=== MATERIALS PROVIDED ===

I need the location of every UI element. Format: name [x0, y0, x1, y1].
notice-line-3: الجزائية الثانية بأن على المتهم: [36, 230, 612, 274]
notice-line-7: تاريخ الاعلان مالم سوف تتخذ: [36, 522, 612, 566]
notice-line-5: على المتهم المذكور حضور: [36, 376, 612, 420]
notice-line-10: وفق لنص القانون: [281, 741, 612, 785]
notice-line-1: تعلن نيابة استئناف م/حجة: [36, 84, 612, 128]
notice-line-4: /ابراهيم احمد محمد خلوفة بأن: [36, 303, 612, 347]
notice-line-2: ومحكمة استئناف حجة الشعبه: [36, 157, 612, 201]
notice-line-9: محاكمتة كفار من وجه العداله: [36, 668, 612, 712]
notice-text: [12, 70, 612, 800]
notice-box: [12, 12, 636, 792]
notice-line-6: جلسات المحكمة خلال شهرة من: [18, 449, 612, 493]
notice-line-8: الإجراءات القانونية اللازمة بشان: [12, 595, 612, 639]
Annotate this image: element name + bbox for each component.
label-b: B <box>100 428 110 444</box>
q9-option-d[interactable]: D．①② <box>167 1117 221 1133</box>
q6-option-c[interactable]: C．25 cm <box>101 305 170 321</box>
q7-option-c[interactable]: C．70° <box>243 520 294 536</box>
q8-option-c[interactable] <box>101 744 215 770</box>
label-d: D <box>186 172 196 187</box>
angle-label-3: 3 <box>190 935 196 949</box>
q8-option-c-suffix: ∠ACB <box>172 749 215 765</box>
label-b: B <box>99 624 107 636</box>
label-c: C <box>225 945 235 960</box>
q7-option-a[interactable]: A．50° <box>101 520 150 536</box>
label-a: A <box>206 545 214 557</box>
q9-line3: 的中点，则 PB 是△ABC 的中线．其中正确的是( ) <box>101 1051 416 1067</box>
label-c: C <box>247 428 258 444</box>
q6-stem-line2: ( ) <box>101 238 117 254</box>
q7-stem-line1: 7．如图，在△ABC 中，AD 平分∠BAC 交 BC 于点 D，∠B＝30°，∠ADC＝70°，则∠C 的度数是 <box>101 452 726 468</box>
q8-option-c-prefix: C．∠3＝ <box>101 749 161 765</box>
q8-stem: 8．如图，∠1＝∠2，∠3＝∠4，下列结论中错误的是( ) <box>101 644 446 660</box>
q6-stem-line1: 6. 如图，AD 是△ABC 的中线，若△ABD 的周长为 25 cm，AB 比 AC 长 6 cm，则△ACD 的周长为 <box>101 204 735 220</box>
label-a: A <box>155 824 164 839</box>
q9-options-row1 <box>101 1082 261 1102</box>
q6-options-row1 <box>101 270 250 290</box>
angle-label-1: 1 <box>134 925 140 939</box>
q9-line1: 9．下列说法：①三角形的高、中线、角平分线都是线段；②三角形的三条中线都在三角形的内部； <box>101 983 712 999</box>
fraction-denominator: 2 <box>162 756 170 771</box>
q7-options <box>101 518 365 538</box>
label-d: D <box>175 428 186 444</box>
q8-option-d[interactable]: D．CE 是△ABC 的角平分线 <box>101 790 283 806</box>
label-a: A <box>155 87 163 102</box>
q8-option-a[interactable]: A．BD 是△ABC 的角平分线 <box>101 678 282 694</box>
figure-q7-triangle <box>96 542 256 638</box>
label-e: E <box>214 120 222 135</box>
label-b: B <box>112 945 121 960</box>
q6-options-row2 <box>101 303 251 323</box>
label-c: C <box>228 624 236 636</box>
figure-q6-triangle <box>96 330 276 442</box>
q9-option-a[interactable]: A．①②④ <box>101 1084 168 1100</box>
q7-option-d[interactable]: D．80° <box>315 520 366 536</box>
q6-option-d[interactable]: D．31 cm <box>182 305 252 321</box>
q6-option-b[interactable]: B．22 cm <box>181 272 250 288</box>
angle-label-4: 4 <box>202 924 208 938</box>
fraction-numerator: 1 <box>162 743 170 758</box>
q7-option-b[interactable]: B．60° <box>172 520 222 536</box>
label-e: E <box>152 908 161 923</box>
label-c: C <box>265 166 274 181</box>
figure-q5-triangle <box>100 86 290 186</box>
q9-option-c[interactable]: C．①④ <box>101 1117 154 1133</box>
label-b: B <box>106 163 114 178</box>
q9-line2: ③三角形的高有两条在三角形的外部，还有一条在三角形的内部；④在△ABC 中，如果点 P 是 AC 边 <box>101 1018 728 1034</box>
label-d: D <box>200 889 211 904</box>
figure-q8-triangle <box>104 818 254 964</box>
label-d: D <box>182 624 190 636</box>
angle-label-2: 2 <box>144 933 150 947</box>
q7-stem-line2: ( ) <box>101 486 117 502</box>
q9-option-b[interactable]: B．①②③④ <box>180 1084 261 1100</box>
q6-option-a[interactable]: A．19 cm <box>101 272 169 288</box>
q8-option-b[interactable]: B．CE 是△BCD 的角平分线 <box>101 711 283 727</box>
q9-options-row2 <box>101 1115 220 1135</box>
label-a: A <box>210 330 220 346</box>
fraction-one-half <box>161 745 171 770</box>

=== GIVEN TASK ===
Copy out all of the records above word for word, keeping every line unchanged.

=== THE RESULT ===
I need the location of every UI element. Format: name [x0, y0, x1, y1].
notice-line-3: الجزائية الثانية بأن على المتهم: [36, 230, 612, 274]
notice-line-7: تاريخ الاعلان مالم سوف تتخذ: [36, 522, 612, 566]
notice-line-5: على المتهم المذكور حضور: [36, 376, 612, 420]
notice-line-10: وفق لنص القانون: [281, 741, 612, 785]
notice-line-1: تعلن نيابة استئناف م/حجة: [36, 84, 612, 128]
notice-line-4: /ابراهيم احمد محمد خلوفة بأن: [36, 303, 612, 347]
notice-line-2: ومحكمة استئناف حجة الشعبه: [36, 157, 612, 201]
notice-line-9: محاكمتة كفار من وجه العداله: [36, 668, 612, 712]
notice-text: [12, 70, 612, 800]
notice-box: [12, 12, 636, 792]
notice-line-6: جلسات المحكمة خلال شهرة من: [18, 449, 612, 493]
notice-line-8: الإجراءات القانونية اللازمة بشان: [12, 595, 612, 639]
Annotate this image: element name + bbox for each component.
label-b: B <box>100 428 110 444</box>
q9-option-d[interactable]: D．①② <box>167 1117 221 1133</box>
q6-option-c[interactable]: C．25 cm <box>101 305 170 321</box>
q7-option-c[interactable]: C．70° <box>243 520 294 536</box>
q8-option-c[interactable] <box>101 744 215 770</box>
label-d: D <box>186 172 196 187</box>
angle-label-3: 3 <box>190 935 196 949</box>
q8-option-c-suffix: ∠ACB <box>172 749 215 765</box>
label-b: B <box>99 624 107 636</box>
label-c: C <box>225 945 235 960</box>
q7-option-a[interactable]: A．50° <box>101 520 150 536</box>
label-a: A <box>206 545 214 557</box>
q9-line3: 的中点，则 PB 是△ABC 的中线．其中正确的是( ) <box>101 1051 416 1067</box>
label-c: C <box>247 428 258 444</box>
q6-stem-line2: ( ) <box>101 238 117 254</box>
q7-stem-line1: 7．如图，在△ABC 中，AD 平分∠BAC 交 BC 于点 D，∠B＝30°，∠ADC＝70°，则∠C 的度数是 <box>101 452 726 468</box>
q8-option-c-prefix: C．∠3＝ <box>101 749 161 765</box>
q8-stem: 8．如图，∠1＝∠2，∠3＝∠4，下列结论中错误的是( ) <box>101 644 446 660</box>
q6-stem-line1: 6. 如图，AD 是△ABC 的中线，若△ABD 的周长为 25 cm，AB 比 AC 长 6 cm，则△ACD 的周长为 <box>101 204 735 220</box>
label-a: A <box>155 824 164 839</box>
q9-options-row1 <box>101 1082 261 1102</box>
q6-options-row1 <box>101 270 250 290</box>
angle-label-1: 1 <box>134 925 140 939</box>
q9-line1: 9．下列说法：①三角形的高、中线、角平分线都是线段；②三角形的三条中线都在三角形的内部； <box>101 983 712 999</box>
fraction-denominator: 2 <box>162 756 170 771</box>
q7-options <box>101 518 365 538</box>
label-d: D <box>175 428 186 444</box>
q8-option-d[interactable]: D．CE 是△ABC 的角平分线 <box>101 790 283 806</box>
label-a: A <box>155 87 163 102</box>
q8-option-a[interactable]: A．BD 是△ABC 的角平分线 <box>101 678 282 694</box>
figure-q7-triangle <box>96 542 256 638</box>
label-e: E <box>214 120 222 135</box>
label-b: B <box>112 945 121 960</box>
q6-options-row2 <box>101 303 251 323</box>
label-c: C <box>228 624 236 636</box>
figure-q6-triangle <box>96 330 276 442</box>
q9-option-a[interactable]: A．①②④ <box>101 1084 168 1100</box>
q7-option-d[interactable]: D．80° <box>315 520 366 536</box>
q6-option-d[interactable]: D．31 cm <box>182 305 252 321</box>
q6-option-b[interactable]: B．22 cm <box>181 272 250 288</box>
angle-label-4: 4 <box>202 924 208 938</box>
fraction-numerator: 1 <box>162 743 170 758</box>
q7-option-b[interactable]: B．60° <box>172 520 222 536</box>
label-e: E <box>152 908 161 923</box>
label-c: C <box>265 166 274 181</box>
figure-q5-triangle <box>100 86 290 186</box>
q9-option-c[interactable]: C．①④ <box>101 1117 154 1133</box>
label-b: B <box>106 163 114 178</box>
q9-line2: ③三角形的高有两条在三角形的外部，还有一条在三角形的内部；④在△ABC 中，如果点 P 是 AC 边 <box>101 1018 728 1034</box>
label-d: D <box>200 889 211 904</box>
figure-q8-triangle <box>104 818 254 964</box>
label-d: D <box>182 624 190 636</box>
angle-label-2: 2 <box>144 933 150 947</box>
q7-stem-line2: ( ) <box>101 486 117 502</box>
q9-option-b[interactable]: B．①②③④ <box>180 1084 261 1100</box>
q6-option-a[interactable]: A．19 cm <box>101 272 169 288</box>
q8-option-b[interactable]: B．CE 是△BCD 的角平分线 <box>101 711 283 727</box>
q9-options-row2 <box>101 1115 220 1135</box>
label-a: A <box>210 330 220 346</box>
fraction-one-half <box>161 745 171 770</box>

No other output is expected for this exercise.